▶ [Request]: Collect the lines of the entries where "SKLEP" shows up.

--- Entries supplied ---

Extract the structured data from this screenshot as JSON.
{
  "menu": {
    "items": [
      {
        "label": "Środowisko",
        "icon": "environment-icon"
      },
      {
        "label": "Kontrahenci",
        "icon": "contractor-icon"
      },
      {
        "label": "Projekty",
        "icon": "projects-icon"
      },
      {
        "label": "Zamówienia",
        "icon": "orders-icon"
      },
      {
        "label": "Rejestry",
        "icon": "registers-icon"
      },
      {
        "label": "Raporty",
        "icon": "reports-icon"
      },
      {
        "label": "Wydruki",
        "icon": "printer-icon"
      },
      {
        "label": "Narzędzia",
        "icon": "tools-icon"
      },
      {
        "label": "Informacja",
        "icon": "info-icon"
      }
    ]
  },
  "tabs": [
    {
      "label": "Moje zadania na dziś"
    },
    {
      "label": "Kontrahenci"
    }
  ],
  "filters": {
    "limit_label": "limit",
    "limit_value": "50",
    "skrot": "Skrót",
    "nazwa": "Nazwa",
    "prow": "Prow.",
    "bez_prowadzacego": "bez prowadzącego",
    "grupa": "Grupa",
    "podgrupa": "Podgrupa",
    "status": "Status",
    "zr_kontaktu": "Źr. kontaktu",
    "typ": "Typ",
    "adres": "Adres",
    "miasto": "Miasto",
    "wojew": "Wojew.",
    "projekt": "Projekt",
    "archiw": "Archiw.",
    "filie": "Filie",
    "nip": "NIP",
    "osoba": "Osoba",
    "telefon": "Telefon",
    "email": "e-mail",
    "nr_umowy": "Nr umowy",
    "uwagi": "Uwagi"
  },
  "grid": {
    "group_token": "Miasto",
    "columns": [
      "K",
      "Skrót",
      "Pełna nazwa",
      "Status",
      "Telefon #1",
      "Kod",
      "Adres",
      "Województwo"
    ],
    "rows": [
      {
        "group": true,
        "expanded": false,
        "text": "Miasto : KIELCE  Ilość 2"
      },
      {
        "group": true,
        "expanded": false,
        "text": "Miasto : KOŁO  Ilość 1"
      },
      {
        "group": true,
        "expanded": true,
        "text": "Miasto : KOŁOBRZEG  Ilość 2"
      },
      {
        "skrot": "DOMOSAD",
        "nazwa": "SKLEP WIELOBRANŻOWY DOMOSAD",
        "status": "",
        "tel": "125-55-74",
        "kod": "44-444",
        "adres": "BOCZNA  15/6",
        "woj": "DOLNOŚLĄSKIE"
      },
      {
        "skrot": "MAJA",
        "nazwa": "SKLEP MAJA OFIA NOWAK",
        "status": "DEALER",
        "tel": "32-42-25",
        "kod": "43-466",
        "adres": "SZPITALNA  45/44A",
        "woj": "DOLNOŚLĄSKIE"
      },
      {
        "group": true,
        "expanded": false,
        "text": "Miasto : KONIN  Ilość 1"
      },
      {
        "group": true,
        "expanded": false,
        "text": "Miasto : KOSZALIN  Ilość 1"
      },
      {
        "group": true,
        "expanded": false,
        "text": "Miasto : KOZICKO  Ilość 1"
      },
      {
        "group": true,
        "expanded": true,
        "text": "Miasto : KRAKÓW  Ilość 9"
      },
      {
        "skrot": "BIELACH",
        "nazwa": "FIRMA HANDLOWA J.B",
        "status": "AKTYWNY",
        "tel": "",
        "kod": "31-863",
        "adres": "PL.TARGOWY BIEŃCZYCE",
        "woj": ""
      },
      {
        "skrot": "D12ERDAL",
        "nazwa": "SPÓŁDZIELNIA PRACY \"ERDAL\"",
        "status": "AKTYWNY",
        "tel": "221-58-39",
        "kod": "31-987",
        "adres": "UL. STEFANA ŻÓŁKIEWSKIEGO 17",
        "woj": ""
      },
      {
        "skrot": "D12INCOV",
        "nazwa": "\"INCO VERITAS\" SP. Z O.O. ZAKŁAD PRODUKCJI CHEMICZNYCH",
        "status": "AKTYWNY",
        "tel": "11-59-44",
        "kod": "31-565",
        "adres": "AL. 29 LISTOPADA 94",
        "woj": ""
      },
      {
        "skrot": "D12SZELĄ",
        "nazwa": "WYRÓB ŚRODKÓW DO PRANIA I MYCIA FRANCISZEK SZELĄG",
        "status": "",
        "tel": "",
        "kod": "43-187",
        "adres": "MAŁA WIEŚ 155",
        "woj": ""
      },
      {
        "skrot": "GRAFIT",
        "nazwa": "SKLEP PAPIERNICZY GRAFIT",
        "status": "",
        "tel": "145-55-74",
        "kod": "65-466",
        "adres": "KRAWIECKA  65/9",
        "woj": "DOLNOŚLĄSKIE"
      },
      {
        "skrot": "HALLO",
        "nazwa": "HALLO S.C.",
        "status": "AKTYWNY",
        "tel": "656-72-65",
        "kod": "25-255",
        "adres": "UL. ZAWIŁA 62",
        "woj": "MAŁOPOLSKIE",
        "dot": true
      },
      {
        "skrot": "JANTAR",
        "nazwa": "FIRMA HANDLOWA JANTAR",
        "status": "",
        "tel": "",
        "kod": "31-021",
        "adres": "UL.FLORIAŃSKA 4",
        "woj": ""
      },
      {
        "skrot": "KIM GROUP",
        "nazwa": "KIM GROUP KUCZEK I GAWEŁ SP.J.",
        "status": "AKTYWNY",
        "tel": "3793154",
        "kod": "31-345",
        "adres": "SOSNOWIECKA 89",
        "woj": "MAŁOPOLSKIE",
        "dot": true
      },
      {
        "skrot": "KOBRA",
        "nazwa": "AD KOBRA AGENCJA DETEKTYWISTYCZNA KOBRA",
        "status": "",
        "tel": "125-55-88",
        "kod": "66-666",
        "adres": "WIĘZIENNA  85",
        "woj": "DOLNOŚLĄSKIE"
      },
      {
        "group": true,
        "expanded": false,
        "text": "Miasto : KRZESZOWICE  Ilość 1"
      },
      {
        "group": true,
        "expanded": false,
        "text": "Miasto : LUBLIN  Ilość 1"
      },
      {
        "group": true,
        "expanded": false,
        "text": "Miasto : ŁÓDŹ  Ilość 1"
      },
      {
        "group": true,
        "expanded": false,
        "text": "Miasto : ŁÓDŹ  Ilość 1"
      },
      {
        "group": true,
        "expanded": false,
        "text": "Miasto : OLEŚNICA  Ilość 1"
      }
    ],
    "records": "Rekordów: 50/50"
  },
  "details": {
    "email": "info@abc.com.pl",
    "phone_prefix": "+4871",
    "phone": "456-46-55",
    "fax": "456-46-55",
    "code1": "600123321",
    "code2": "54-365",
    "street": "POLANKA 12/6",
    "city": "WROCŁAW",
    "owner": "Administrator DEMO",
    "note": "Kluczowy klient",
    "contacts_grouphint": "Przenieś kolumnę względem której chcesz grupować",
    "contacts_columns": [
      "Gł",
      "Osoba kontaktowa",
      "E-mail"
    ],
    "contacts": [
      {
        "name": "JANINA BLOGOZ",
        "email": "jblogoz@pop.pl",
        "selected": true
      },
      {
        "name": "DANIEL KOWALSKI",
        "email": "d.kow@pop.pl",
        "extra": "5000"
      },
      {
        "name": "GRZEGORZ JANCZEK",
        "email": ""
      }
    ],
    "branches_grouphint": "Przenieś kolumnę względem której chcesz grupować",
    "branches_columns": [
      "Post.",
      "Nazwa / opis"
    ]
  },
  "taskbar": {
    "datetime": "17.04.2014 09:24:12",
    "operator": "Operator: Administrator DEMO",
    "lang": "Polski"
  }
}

---

▶ [Task result]:
        "nazwa": "SKLEP WIELOBRANŻOWY DOMOSAD",
        "nazwa": "SKLEP MAJA OFIA NOWAK",
        "nazwa": "SKLEP PAPIERNICZY GRAFIT",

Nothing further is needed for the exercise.